• _REQUIRED WORK_
A. In the thread on Victorian art, copy the passage from "posted by clew" to "the first time.", substituting "very funny" for "hilarious".
B. Please condense the paragraph in the thread on Victorian art that begins "Interesting, but very particular to America" into a short bulleted list that keeps its main facts.

• _PAGE EXCERPT_
○ ○ ○

Horror Victorianorum
December 2, 2015 6:41 PM   Subscribe

"Such was the heady moment when the taboo against Victorian art was lifted. It shows that a taboo is not necessarily a bad thing. By holding the entire Victorian era in brackets, as it were, and then revisiting it after a long interval, it became possible to see it with fresh eyes, to discover it as a vast and dazzlingly new continent." Michael J. Lewis, The new “Horror Victorianorum.”
posted by mittens (12 comments total) 20 users marked this as a favorite
 
Sidewise, my parents (WWII babies) remember the rehabilitation of Victorian buildings as *mostly* because those were the cheap unfashionable buildings beatniks could afford; and a little because the shine had come off modernity and Modernism, with MADestruction and environmental damage.
posted by clew at 10:41 PM on December 2, 2015


Huh, the term is from David Stove. He was hilarious.
posted by persona au gratin at 11:31 PM on December 2, 2015


I'd been looking up Fortuny, via Gurney's blog, when I found this 19th century realism site. Some good painters back then.
posted by sebastienbailard at 2:30 AM on December 3, 2015 [2 favorites]


> David Stove

Oh god. I somehow missed the reference to him when I read the article the first time.

Man. I cannot stand that guy. He was a totally unapologetic sexist and racist (not to mention his sophomoric misreading of Popper.)

godddd don't get me started on david stove
posted by a mirror and an encyclopedia at 7:19 AM on December 3, 2015 [1 favorite]


like i'm pretty sure stove thought "falsifiable" meant the same as "false"
posted by a mirror and an encyclopedia at 7:20 AM on December 3, 2015


Interesting, but very particular to America, which is confusing as the author references, for instance, the Crystal Palace and Lytton Strachey, both incredibly English things, as part of his argument. Britain kept its Victorian infrastructure and a lot of it has never been less than iconic: the Natural History Museum, the Clifton Suspension Bridge, innumerable marvellous Victorian Railway Stations, Victorian public toilets, Victorian Parks etc. And of course the whole Westminster complex, Houses of Parliament and Big Ben etc. You don't get more iconic than most of tourist London.

○ ○ ○

• _ENTRIES PROVIDED_

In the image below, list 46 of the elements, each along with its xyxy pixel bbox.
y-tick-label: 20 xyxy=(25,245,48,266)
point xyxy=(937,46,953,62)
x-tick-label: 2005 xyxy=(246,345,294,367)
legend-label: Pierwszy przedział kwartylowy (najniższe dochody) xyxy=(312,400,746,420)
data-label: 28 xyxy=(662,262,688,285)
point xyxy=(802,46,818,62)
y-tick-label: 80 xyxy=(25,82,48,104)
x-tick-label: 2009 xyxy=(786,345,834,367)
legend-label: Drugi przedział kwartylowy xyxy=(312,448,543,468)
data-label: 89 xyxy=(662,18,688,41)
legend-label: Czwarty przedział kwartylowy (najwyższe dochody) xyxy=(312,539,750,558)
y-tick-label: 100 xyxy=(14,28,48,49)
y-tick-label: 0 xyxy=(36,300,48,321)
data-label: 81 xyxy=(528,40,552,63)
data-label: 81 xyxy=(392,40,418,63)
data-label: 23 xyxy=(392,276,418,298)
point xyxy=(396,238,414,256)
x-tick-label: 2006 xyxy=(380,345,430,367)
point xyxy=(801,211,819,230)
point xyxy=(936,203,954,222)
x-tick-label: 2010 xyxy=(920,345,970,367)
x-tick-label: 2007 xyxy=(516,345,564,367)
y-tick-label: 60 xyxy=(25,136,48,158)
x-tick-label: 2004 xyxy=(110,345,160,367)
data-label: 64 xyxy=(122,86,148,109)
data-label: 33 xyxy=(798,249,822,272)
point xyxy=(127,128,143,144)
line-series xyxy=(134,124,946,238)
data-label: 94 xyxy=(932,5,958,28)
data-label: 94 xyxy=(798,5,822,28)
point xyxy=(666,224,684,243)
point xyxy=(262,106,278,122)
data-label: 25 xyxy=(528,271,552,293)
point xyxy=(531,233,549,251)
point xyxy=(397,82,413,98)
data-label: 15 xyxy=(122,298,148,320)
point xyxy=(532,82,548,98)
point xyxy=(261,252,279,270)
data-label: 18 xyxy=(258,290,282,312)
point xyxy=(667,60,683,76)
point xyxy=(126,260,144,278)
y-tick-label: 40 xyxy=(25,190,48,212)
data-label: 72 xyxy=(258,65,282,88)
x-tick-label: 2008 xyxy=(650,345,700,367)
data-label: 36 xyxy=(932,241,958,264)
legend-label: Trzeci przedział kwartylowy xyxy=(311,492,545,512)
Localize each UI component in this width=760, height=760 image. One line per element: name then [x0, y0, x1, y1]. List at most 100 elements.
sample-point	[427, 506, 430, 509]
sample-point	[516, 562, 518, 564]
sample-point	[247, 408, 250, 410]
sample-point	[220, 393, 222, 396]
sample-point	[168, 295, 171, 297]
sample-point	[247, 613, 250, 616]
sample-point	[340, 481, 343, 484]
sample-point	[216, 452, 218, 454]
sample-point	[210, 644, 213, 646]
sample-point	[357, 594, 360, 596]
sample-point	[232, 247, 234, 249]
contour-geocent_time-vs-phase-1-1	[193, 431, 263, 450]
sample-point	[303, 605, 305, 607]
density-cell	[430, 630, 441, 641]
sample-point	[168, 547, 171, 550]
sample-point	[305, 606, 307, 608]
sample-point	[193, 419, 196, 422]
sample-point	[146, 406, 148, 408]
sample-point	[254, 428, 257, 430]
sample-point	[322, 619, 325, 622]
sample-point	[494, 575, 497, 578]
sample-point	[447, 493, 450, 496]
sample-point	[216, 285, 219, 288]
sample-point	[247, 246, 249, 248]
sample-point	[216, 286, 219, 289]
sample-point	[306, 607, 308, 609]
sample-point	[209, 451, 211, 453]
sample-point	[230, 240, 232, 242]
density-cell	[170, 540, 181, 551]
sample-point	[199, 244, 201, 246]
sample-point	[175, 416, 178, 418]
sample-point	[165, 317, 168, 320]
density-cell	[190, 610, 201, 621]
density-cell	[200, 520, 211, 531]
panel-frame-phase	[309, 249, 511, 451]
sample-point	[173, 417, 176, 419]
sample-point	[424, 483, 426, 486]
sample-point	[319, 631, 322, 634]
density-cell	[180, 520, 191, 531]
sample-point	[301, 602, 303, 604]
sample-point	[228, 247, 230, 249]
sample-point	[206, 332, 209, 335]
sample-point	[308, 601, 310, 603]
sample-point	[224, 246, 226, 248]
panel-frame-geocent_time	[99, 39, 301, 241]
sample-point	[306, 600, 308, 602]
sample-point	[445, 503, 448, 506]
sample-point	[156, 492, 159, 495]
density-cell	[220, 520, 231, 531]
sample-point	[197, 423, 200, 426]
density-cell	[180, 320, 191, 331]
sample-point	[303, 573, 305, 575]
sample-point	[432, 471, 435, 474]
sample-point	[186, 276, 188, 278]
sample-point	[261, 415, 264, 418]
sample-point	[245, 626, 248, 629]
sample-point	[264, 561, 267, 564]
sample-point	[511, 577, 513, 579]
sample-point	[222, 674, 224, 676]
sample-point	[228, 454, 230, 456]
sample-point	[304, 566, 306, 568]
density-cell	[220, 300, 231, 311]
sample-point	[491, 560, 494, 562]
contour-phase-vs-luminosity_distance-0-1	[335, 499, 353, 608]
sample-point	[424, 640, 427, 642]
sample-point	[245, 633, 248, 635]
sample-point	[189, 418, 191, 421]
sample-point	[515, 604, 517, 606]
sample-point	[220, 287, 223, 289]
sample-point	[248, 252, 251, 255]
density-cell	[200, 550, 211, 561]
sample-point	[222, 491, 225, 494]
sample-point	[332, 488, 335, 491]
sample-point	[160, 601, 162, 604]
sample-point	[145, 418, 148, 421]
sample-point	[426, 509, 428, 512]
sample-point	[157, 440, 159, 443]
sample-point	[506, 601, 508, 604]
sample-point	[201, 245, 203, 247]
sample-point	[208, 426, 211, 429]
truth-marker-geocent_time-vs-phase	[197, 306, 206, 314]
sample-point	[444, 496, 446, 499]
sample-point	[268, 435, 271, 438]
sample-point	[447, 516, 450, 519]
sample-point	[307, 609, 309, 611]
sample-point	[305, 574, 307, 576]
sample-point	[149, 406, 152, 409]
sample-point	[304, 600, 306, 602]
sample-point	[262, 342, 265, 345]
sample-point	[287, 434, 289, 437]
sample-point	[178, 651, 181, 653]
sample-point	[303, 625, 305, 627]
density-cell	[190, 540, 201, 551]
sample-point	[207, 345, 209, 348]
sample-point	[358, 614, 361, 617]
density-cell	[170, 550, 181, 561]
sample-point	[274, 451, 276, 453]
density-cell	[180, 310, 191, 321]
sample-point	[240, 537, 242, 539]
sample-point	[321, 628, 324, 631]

○ ○ ○

• _LIST OF SOLUTIONS_
A.
posted by clew at 10:41 PM on December 2, 2015


Huh, the term is from David Stove. He was very funny.
posted by persona au gratin at 11:31 PM on December 2, 2015


I'd been looking up Fortuny, via Gurney's blog, when I found this 19th century realism site. Some good painters back then.
posted by sebastienbailard at 2:30 AM on December 3, 2015 [2 favorites]


> David Stove

Oh god. I somehow missed the reference to him when I read the article the first time.

B.
- The article is interesting but very particular to America.
- That is confusing, because the author uses the Crystal Palace and Lytton Strachey, both very English, in his argument.
- Britain kept its Victorian infrastructure, and much of it has always been iconic: the Natural History Museum, the Clifton Suspension Bridge, countless Victorian railway stations, public toilets and parks.
- The Westminster complex, including the Houses of Parliament and Big Ben, also belongs on that list. Little is more iconic than most of tourist London.